Pull out the lines from the one containing "Read out every word on this page." through the final line of the listing below and repeat them exactly. Leave the pictures behind.

Collected data -
□ □ □ □
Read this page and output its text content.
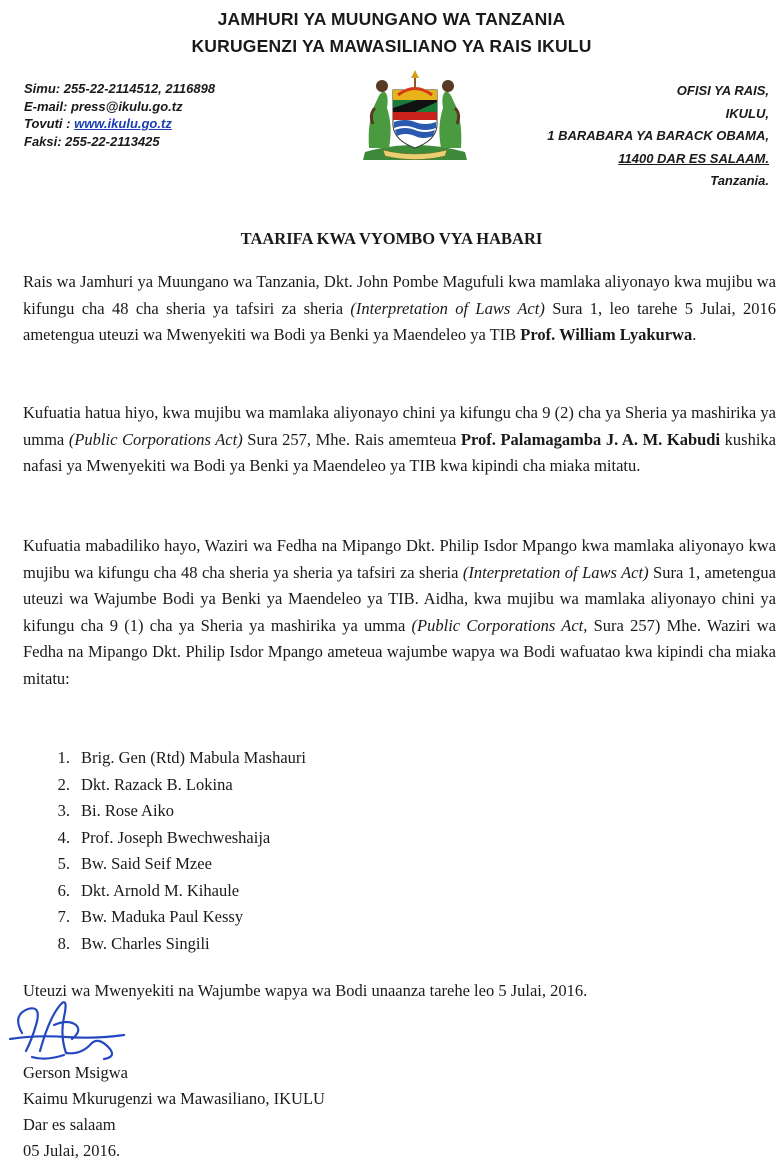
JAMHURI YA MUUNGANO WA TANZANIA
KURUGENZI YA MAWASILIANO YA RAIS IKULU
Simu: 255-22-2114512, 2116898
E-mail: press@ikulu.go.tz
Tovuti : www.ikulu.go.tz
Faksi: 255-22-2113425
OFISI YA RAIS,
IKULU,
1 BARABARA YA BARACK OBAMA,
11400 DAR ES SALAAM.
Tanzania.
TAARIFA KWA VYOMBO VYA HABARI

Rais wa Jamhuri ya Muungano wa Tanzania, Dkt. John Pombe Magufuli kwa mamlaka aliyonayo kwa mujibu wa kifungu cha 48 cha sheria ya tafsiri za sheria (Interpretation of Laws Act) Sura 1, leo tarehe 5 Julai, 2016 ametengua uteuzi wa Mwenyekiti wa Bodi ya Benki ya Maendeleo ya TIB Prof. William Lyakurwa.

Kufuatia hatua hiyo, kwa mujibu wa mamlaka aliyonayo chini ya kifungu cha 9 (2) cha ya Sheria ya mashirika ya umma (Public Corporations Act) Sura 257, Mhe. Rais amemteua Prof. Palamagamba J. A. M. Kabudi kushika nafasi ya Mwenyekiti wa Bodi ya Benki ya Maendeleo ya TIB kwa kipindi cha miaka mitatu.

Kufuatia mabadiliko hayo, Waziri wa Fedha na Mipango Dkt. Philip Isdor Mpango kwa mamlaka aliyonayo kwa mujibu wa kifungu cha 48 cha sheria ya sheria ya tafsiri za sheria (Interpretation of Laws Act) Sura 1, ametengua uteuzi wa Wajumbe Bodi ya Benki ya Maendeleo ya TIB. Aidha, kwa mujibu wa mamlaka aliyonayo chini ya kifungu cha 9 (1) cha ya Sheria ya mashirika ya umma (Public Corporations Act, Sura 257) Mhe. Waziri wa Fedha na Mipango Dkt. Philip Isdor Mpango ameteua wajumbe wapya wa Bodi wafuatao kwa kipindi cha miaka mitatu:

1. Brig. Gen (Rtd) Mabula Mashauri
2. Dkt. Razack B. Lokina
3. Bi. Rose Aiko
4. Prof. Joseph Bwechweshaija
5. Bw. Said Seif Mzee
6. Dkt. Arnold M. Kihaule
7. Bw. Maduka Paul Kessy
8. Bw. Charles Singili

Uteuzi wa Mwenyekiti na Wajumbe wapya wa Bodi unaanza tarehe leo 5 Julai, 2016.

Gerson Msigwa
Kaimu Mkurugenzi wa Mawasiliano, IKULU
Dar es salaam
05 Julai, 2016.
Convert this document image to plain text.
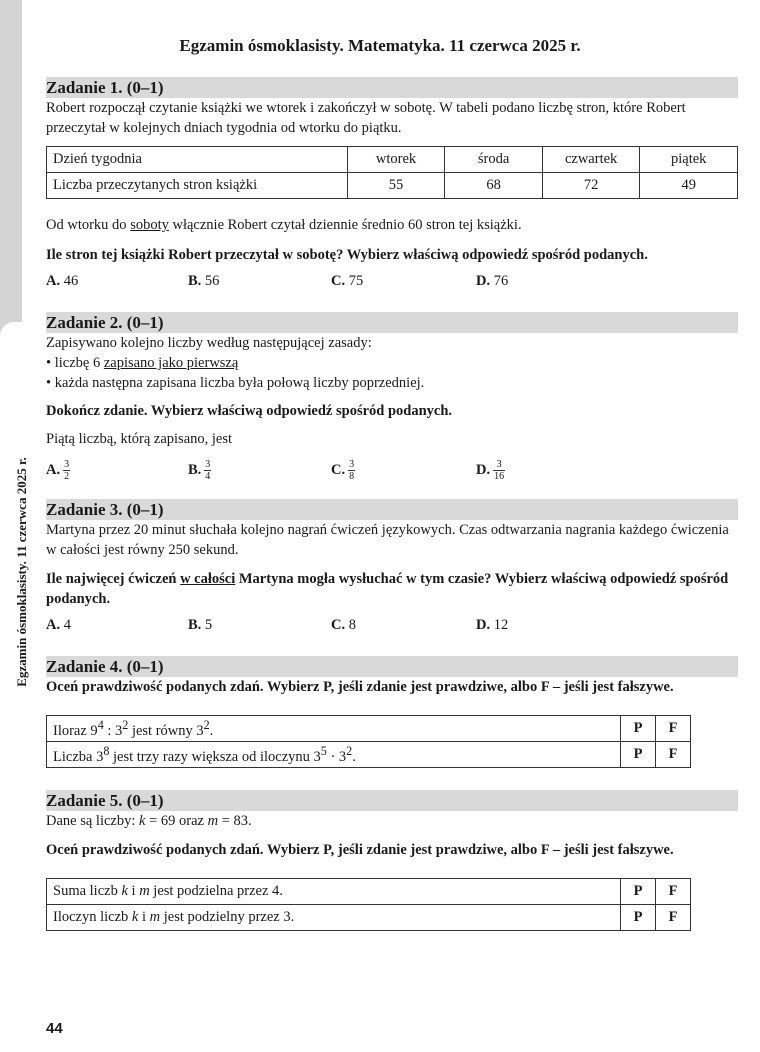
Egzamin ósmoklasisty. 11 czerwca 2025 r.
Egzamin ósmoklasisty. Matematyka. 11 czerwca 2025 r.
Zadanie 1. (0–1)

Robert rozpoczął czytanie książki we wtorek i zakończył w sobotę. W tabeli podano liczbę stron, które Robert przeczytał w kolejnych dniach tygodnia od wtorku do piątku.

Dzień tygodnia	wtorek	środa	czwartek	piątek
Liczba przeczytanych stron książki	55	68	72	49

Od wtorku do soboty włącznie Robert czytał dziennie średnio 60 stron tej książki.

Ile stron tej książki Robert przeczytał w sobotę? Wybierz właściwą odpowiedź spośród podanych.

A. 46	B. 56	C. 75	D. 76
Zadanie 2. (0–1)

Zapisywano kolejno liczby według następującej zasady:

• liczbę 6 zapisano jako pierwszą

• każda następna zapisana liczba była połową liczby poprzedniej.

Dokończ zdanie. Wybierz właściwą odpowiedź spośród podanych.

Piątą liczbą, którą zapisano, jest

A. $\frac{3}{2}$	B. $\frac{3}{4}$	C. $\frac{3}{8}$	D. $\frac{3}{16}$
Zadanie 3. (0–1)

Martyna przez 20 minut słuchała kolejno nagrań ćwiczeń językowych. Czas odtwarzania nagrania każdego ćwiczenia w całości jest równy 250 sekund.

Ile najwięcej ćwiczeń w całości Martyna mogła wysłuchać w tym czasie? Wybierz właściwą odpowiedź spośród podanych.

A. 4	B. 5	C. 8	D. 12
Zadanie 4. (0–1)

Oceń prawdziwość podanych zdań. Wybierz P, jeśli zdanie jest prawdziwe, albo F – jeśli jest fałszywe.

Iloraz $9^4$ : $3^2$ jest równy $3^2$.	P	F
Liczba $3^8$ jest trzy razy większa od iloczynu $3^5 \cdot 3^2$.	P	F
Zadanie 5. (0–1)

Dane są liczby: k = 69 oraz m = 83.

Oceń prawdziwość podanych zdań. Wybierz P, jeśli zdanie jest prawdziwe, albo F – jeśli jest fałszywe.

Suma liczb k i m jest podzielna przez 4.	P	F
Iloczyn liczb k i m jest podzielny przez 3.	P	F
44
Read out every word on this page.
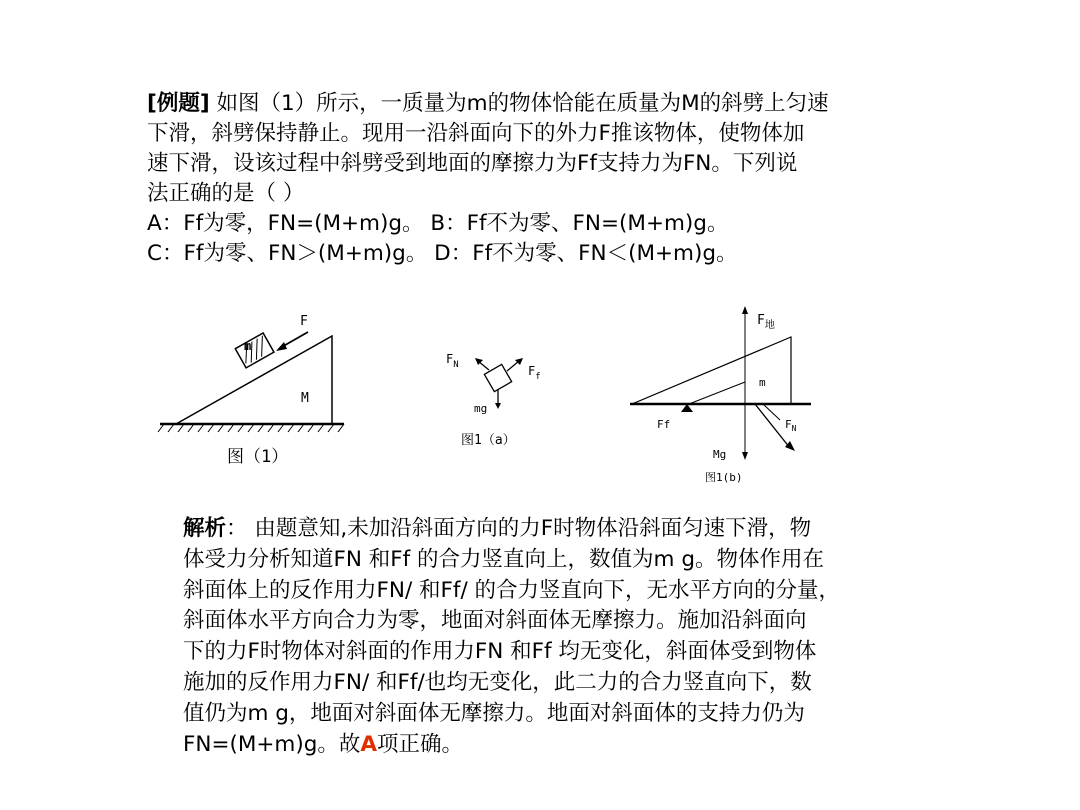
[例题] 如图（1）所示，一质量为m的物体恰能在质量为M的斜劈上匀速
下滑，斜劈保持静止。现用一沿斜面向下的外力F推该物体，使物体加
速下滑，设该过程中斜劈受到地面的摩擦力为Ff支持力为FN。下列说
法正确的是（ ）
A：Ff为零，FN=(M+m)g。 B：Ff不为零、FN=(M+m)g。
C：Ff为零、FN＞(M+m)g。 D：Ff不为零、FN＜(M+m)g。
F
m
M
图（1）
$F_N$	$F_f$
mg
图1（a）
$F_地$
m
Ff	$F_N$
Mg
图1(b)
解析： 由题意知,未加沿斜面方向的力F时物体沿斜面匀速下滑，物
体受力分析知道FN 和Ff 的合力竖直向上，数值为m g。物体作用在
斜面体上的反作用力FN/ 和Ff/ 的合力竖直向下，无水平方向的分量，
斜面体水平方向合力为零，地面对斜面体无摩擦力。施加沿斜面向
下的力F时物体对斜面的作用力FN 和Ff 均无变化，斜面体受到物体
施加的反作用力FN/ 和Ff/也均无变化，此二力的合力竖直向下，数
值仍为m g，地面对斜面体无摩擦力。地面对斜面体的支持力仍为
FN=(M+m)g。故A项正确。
□ □ □ □
Final result -
Read out every word on this page.
[例题] 如图（1）所示，一质量为m的物体恰能在质量为M的斜劈上匀速
下滑，斜劈保持静止。现用一沿斜面向下的外力F推该物体，使物体加
速下滑，设该过程中斜劈受到地面的摩擦力为Ff支持力为FN。下列说
法正确的是（ ）
A：Ff为零，FN=(M+m)g。 B：Ff不为零、FN=(M+m)g。
C：Ff为零、FN＞(M+m)g。 D：Ff不为零、FN＜(M+m)g。
F
m
M
图（1）
$F_N$	$F_f$
mg
图1（a）
$F_地$
m
Ff	$F_N$
Mg
图1(b)
解析： 由题意知,未加沿斜面方向的力F时物体沿斜面匀速下滑，物
体受力分析知道FN 和Ff 的合力竖直向上，数值为m g。物体作用在
斜面体上的反作用力FN/ 和Ff/ 的合力竖直向下，无水平方向的分量，
斜面体水平方向合力为零，地面对斜面体无摩擦力。施加沿斜面向
下的力F时物体对斜面的作用力FN 和Ff 均无变化，斜面体受到物体
施加的反作用力FN/ 和Ff/也均无变化，此二力的合力竖直向下，数
值仍为m g，地面对斜面体无摩擦力。地面对斜面体的支持力仍为
FN=(M+m)g。故A项正确。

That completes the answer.